# [Work to be completed]
Look over the lines below. Report each one that includes the string "name".

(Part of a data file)
────────────────────────────────────────
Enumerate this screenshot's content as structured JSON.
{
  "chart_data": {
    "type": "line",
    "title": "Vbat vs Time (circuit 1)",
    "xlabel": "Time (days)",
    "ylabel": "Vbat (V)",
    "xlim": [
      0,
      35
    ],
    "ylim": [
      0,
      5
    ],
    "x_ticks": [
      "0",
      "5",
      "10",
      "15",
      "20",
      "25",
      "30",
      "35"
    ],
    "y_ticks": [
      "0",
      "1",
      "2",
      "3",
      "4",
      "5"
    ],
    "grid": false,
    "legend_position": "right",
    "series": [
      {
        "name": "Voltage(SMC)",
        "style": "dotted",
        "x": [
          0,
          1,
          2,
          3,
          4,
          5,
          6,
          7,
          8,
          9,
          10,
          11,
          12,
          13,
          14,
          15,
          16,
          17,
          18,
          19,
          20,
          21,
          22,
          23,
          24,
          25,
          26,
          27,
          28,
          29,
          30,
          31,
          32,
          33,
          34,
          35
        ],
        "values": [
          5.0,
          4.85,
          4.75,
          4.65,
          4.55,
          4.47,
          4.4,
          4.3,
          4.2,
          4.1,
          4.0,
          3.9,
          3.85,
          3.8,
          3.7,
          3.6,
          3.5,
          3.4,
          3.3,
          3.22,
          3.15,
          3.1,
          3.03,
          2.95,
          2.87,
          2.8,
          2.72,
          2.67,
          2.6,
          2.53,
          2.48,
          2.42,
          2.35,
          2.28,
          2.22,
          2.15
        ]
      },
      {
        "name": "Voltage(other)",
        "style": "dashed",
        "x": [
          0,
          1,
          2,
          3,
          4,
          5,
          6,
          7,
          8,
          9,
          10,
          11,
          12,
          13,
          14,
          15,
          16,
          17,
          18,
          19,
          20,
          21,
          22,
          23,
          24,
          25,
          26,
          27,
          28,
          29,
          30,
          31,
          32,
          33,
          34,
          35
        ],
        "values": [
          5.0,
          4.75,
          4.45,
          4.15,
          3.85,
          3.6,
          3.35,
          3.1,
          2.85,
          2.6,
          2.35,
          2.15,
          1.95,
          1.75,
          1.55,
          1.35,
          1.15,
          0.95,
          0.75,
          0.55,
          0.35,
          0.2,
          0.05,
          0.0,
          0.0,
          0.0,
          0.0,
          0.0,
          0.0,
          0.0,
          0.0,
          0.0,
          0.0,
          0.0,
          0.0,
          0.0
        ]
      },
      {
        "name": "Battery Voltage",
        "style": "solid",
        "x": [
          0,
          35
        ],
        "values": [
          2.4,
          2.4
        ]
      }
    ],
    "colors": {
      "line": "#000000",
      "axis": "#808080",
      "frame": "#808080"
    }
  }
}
────────────────────────────────────────
# [Answer to this task]
        "name": "Voltage(SMC)",
        "name": "Voltage(other)",
        "name": "Battery Voltage",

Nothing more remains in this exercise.